What is being asked
Report the count of lines that carry the string "JSON", and add nothing.
★ ★ ★
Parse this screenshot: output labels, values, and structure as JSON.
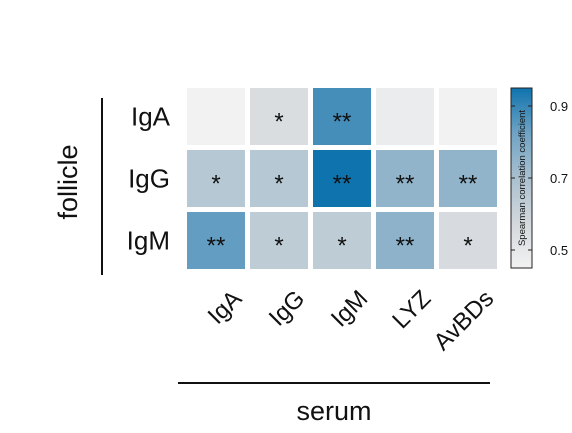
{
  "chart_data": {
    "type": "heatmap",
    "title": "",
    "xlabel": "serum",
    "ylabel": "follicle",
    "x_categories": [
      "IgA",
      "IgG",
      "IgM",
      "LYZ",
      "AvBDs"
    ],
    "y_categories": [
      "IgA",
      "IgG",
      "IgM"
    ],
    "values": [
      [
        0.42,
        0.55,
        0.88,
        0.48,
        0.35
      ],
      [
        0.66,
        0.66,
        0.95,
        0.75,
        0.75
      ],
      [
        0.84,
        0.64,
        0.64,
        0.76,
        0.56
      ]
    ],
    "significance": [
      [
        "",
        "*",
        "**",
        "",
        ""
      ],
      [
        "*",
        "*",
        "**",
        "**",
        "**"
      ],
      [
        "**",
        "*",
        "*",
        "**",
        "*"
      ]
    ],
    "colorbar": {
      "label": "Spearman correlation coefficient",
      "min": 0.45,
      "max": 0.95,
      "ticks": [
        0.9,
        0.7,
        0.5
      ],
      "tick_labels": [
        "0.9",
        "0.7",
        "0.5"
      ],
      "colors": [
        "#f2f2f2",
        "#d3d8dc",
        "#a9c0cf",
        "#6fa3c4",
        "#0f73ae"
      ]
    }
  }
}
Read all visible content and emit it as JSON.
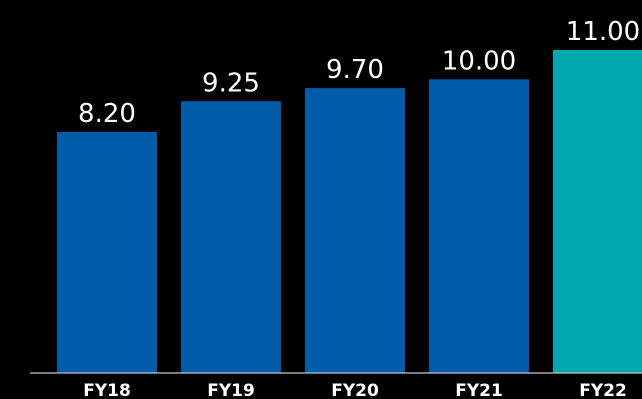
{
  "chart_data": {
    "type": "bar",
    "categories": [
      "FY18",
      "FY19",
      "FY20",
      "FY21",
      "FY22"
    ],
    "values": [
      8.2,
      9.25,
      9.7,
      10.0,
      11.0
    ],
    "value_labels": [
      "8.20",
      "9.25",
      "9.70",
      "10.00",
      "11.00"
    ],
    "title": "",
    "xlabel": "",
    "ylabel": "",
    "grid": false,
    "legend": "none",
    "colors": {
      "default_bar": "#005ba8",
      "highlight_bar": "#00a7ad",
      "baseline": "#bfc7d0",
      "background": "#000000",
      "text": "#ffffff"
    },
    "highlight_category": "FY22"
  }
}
★ ★ ★
Output of the exercise
2